▸ Trecho do documento:
++++

O São Paulo encerrou 2025 sob forte pressão após registrar mais de 70 casos de jogadores lesionados ao longo da temporada. Os resultados aquém do esperado, a queda expressiva de desempenho e a turbulência política que envolve o clube formam um cenário crítico que ganhou um novo capítulo com revelações feitas pelo portal UOL.
Segundo a apuração, a crise interna se aprofundou após decisões do nutrólogo Eduardo Rauen, responsável pela área metabólica do clube. Ele teria prescrito o medicamento Mounjaro — conhecido popularmente como “caneta emagrecedora” — a dois atletas sem comunicar outros profissionais do departamento médico. A prática provocou desconforto e expôs divergências técnicas graves.
A falta de consenso sobre o uso do remédio e outros conflitos internos teriam causado um racha entre os profissionais de saúde do clube, evidenciando a desorganização estrutural do departamento médico e dos setores responsáveis pelo cuidado do elenco. Relatos internos descrevem o ambiente como “insustentável”.
Rauen, entretanto, afirmou que sua conduta seguia protocolos médicos. De acordo com o nutrólogo, o medicamento poderia ser utilizado em atletas com índice de massa corporal acima de 27,5 e que apresentassem queixas articulares, desde que monitorados. Segundo ele, os jogadores tratados apresentaram perda de peso, redução no percentual de gordura e melhora da composição muscular.

++++

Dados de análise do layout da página
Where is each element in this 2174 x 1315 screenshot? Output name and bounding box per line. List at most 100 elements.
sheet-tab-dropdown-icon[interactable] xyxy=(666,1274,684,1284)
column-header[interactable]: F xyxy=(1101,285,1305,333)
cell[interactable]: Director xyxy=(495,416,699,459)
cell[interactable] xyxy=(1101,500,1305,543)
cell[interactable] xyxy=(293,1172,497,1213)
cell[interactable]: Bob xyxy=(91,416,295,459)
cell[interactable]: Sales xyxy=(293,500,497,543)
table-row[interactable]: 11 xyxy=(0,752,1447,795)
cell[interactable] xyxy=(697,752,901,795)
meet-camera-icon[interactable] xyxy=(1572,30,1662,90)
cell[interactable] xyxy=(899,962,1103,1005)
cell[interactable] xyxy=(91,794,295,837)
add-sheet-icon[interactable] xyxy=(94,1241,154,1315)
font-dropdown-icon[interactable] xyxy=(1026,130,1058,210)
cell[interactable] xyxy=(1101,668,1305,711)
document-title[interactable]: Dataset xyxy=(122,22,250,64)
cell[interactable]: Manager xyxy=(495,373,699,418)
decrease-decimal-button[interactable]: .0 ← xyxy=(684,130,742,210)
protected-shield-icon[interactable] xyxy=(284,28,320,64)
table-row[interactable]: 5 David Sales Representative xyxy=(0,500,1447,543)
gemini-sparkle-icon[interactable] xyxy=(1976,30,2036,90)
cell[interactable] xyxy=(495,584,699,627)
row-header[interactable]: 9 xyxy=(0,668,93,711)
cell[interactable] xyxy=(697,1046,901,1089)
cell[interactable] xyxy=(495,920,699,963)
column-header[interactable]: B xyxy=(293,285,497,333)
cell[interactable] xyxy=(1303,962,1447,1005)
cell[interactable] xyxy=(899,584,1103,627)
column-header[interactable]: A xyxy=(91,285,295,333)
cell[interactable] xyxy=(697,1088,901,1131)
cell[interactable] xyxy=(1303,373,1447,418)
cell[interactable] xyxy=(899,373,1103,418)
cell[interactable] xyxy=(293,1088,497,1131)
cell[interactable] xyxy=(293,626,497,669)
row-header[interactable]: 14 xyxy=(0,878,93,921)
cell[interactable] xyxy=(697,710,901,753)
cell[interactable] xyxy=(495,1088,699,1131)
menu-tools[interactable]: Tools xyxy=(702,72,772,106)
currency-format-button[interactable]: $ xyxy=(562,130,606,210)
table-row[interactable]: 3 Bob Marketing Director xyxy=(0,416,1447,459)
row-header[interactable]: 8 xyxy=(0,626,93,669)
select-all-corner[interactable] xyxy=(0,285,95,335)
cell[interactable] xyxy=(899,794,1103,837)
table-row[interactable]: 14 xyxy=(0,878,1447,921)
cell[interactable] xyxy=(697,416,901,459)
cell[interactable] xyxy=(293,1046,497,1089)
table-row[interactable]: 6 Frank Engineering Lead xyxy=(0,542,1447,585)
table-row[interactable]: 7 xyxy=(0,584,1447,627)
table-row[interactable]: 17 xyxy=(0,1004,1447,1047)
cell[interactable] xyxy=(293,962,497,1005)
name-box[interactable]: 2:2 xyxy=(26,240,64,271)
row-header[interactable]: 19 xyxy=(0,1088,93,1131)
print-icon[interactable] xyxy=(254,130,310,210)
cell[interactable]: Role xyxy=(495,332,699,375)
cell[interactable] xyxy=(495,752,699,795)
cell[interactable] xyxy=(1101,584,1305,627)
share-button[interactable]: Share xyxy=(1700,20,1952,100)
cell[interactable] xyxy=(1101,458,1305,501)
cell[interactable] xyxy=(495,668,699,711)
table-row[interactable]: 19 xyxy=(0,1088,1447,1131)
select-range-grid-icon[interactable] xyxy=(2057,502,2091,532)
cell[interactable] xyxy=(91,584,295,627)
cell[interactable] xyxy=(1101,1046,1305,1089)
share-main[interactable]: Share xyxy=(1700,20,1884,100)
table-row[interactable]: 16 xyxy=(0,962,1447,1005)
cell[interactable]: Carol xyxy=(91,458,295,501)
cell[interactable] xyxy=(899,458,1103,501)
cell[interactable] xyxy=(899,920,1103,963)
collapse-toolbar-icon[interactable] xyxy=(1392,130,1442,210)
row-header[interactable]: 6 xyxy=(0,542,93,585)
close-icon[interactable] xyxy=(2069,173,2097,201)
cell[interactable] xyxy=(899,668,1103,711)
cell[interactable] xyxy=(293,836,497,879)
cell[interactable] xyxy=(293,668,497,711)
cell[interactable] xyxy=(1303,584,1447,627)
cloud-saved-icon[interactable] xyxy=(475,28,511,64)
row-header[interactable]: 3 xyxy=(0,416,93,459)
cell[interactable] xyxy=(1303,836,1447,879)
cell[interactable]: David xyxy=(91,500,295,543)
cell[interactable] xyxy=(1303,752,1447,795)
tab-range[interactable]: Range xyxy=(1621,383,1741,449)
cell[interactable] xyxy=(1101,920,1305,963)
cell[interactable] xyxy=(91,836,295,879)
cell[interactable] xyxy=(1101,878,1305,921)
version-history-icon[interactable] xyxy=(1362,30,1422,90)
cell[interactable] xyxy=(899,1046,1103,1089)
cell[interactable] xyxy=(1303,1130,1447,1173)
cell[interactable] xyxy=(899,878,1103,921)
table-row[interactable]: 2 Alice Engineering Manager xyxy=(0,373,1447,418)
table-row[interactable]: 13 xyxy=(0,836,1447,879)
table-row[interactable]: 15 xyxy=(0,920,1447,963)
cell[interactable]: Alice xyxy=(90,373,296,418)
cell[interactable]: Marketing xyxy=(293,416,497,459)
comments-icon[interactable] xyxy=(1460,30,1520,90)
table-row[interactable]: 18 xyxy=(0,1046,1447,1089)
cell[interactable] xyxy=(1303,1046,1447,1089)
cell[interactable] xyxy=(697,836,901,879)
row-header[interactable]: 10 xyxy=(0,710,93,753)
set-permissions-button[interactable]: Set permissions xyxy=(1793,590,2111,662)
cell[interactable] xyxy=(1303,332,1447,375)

++++

▸ Ações necessárias:
#1 Transcreva do texto sobre o São Paulo o trecho que começa nas palavras "O São Paulo" e termina depois de "pelo portal UOL.".
#2 Diga se cada afirmação concorda com o texto sobre o São Paulo. Responda sim ou não e cite as palavras do texto que decidem.
(a) Rauen prescreveu o Mounjaro a três atletas.
(b) Segundo Rauen, o medicamento poderia ser usado em atletas com índice de massa corporal acima de 27,5.
(c) O São Paulo registrou mais de 70 casos de jogadores lesionados ao longo da temporada.
As linhas não são usadas em nenhuma tarefa.

▸ Resultados por tarefa:
#1
O São Paulo encerrou 2025 sob forte pressão após registrar mais de 70 casos de jogadores lesionados ao longo da temporada. Os resultados aquém do esperado, a queda expressiva de desempenho e a turbulência política que envolve o clube formam um cenário crítico que ganhou um novo capítulo com revelações feitas pelo portal UOL.

#2
(a) Não: "a dois atletas sem comunicar outros profissionais do departamento médico"
(b) Sim: "o medicamento poderia ser utilizado em atletas com índice de massa corporal acima de 27,5"
(c) Sim: "registrar mais de 70 casos de jogadores lesionados ao longo da temporada"